Cependant, cette performance économique cache des fragilités profondes. Ces dernières années, plusieurs drames ont mis en lumière les conditions précaires dans lesquelles travaillent certains ouvriers marocains. Les incendies récents à Fès, Casablanca et Tanger ne sont que les derniers épisodes d’une série noire qui rappelle cruellement les dangers persistants dans le secteur.
En 2021, l’inondation d’un atelier clandestin à Tanger avait coûté la vie à 26 ouvriers, un choc national qui avait déjà pointé du doigt l’absence de normes rigoureuses de sécurité. Un an plus tard, six travailleurs périssaient dans l’effondrement d’une usine à Casablanca. Ces incidents ne sont pas isolés, mais symptomatiques de pratiques défaillantes où le profit immédiat prime sur la sécurité.
Pour les syndicats, ces tragédies traduisent un manque d’inspections régulières, une législation inadaptée ou encore un déficit d’investissement dans la modernisation des infrastructures. Le SNTHC-CDT, syndicat affilié à IndustriAll Global Union, plaide pour une mise en conformité urgente afin de protéger les travailleurs et d’éviter que de tels drames ne se reproduisent.
L’idée d’adopter un accord identique à l’Accord on Fire and Building Safety, appliqué au Bangladesh après la tragédie du Rana Plaza (1.100 morts en 2013), marque une prise de conscience des autorités marocaines. Ce dispositif a imposé aux grandes marques et aux fabricants d’investir dans la sécurisation des lieux de production, en engageant leur responsabilité sociale et financière.
Lors de la rencontre ministérielle du 29 novembre, Hicham Sabri, secrétaire d’État en charge de l’emploi, a ouvert la porte à des discussions approfondies sur la mise en œuvre d’un tel accord au Maroc. Une initiative saluée par Atle Høie, secrétaire général d’IndustriAll, qui considère qu’un tel pas marquerait un tournant majeur pour l’industrie marocaine.
Mais, la réussite d’un tel accord repose sur plusieurs prérequis : l’implication des marques internationales, l’engagement des industriels marocains à revoir leurs priorités et un soutien législatif clair de la part des autorités.
Si le textile marocain aspire à conserver sa place de leader régional et à répondre aux exigences des marchés mondiaux, il devra impérativement se conformer aux normes sociales et de sécurité attendues aujourd’hui. Le développement durable, la traçabilité des produits et les droits des travailleurs ne sont plus des options, mais des impératifs dictés par une consommation plus éthique et par les régulations internationales.
L’AMITH souligne que le secteur dispose d’atouts indéniables pour réussir cette transition : des partenariats solides avec l’Europe, une main-d’œuvre qualifiée et une volonté politique grandissante pour structurer la filière. Le débat national annoncé sur la sécurité des ouvriers, en réunissant toutes les parties prenantes, pourrait ainsi servir de levier pour enclencher une véritable dynamique de modernisation.
En conjuguant ses réussites économiques à des réformes structurelles ambitieuses, le Maroc a l’occasion de positionner son industrie textile comme un modèle régional alliant compétitivité et respect des normes internationales. Mais, la route est encore longue, et chaque acteur – des donneurs d’ordre aux fabricants, en passant par les autorités – devra assumer ses responsabilités pour éviter que les ouvriers ne payent à nouveau le prix de l’indifférence.
Le textile marocain a franchi un cap en devenant une référence sur les marchés européens. Il est désormais temps de franchir un autre cap, celui de l’humanisation des lieux de travail, pour que le succès économique rime enfin avec dignité et sécurité.

_Données fournies_
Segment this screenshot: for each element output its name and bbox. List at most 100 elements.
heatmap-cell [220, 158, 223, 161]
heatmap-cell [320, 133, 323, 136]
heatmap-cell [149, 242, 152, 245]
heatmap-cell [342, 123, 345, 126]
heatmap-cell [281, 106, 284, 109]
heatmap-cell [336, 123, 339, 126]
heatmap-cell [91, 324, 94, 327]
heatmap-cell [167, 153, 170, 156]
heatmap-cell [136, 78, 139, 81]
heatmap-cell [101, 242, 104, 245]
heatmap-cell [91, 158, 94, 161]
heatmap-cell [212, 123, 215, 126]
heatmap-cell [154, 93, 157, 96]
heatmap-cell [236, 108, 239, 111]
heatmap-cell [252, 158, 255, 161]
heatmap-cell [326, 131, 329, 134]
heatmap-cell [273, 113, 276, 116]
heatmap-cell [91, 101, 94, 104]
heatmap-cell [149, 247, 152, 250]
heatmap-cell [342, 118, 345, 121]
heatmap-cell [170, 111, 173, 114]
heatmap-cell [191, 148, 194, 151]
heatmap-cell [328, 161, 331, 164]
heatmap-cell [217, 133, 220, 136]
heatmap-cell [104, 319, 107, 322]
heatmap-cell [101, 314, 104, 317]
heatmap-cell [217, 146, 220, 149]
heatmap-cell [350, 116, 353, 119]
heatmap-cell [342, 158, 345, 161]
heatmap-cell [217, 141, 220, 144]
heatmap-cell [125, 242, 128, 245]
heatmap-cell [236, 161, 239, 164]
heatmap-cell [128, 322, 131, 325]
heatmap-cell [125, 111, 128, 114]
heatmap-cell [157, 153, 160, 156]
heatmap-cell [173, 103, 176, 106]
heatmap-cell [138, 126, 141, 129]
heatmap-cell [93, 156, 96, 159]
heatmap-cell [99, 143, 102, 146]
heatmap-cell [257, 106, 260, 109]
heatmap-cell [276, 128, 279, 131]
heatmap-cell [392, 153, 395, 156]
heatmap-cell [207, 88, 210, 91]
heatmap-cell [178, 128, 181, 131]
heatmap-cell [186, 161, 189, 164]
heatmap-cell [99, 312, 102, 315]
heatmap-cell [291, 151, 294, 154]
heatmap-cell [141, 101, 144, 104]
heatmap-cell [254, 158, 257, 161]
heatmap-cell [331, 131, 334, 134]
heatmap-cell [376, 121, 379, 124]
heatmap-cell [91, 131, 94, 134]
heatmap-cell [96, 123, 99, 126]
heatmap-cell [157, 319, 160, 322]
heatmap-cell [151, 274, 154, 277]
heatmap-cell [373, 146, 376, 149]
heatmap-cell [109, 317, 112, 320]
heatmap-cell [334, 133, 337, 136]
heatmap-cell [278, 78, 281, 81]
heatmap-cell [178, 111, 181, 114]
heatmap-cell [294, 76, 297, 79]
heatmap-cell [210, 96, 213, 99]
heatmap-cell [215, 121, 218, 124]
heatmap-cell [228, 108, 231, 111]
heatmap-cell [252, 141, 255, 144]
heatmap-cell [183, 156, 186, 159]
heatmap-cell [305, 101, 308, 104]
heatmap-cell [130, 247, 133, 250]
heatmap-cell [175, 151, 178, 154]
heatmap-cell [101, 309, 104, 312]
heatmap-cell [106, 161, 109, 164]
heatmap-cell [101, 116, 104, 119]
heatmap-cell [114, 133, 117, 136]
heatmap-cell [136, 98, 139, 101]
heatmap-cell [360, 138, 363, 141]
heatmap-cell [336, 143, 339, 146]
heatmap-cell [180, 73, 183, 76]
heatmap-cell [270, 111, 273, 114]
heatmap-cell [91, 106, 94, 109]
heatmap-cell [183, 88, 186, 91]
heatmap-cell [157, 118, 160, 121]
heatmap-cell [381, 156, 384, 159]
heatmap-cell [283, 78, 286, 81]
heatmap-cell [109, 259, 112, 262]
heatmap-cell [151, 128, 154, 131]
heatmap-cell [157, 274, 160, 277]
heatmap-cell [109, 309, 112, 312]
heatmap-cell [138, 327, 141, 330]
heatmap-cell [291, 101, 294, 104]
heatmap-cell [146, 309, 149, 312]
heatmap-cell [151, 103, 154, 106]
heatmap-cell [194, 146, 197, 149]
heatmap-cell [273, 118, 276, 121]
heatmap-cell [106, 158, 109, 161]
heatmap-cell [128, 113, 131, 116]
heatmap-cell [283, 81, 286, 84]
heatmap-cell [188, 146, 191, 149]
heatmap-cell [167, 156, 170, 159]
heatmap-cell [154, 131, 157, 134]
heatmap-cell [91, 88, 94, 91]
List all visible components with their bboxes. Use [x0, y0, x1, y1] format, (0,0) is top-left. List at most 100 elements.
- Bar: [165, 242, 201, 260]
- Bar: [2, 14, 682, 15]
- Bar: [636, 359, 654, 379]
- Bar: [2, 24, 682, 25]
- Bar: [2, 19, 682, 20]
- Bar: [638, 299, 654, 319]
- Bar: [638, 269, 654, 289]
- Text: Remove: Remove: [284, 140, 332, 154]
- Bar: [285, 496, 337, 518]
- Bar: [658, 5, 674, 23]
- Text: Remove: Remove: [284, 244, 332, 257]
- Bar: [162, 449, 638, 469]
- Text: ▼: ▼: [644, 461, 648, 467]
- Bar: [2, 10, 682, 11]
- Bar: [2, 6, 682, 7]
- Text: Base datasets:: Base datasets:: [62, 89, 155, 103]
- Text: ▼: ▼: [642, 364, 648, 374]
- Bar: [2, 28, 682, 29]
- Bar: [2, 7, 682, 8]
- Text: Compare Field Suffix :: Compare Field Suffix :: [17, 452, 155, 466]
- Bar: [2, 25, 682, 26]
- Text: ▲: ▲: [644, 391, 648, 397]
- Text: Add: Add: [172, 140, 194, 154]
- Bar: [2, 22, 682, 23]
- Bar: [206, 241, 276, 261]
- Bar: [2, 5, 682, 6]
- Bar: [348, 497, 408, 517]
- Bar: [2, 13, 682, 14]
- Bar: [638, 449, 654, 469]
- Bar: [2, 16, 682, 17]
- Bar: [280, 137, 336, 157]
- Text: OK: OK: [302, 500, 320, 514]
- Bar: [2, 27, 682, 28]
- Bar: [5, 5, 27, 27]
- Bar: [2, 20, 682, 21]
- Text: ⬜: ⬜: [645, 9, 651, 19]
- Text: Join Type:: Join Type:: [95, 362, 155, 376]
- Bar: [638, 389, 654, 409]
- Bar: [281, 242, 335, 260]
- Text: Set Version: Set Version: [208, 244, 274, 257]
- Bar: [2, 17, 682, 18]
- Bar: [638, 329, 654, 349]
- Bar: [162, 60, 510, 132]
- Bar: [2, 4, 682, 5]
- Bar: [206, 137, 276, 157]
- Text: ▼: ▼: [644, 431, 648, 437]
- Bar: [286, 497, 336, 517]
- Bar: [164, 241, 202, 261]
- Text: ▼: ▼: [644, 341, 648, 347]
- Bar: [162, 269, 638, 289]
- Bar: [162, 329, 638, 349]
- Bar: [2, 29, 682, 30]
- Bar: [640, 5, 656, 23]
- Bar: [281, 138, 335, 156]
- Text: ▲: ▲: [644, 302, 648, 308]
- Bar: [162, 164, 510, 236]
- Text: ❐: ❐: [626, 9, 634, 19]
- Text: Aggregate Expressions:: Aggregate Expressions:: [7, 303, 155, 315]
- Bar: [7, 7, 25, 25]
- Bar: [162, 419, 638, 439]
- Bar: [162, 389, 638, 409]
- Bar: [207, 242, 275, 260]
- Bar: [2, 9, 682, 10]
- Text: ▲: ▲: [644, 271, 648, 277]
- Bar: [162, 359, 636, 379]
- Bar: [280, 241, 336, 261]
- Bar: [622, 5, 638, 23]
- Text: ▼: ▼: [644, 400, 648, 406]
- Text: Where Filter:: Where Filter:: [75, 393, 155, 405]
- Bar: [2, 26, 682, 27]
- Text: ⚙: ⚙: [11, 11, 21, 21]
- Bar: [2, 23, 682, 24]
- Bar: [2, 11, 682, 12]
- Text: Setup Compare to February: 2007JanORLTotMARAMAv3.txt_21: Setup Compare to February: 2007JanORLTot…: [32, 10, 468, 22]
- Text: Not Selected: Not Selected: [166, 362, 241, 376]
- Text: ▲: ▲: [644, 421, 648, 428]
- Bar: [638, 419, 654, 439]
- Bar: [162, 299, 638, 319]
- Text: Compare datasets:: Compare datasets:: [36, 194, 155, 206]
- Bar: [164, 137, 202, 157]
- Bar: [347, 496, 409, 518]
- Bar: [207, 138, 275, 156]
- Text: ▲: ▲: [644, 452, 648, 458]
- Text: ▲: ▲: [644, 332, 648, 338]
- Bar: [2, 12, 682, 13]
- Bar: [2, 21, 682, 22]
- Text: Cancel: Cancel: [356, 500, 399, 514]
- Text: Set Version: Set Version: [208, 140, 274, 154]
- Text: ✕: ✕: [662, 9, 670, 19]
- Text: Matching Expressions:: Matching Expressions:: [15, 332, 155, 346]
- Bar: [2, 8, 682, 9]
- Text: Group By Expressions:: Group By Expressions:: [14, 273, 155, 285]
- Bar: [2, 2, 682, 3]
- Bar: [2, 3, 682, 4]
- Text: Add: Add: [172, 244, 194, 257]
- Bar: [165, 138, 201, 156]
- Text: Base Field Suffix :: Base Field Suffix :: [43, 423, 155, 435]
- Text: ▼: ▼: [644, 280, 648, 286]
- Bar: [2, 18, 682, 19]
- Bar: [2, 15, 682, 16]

_Activité_
Comment traduire en anglais cette phrase du texte sur le textile marocain : « Un an plus tard, six travailleurs périssaient dans l’effondrement d’une usine à Casablanca. » ?

_Résultat obtenu_
A year later, six workers died in the collapse of a factory in Casablanca.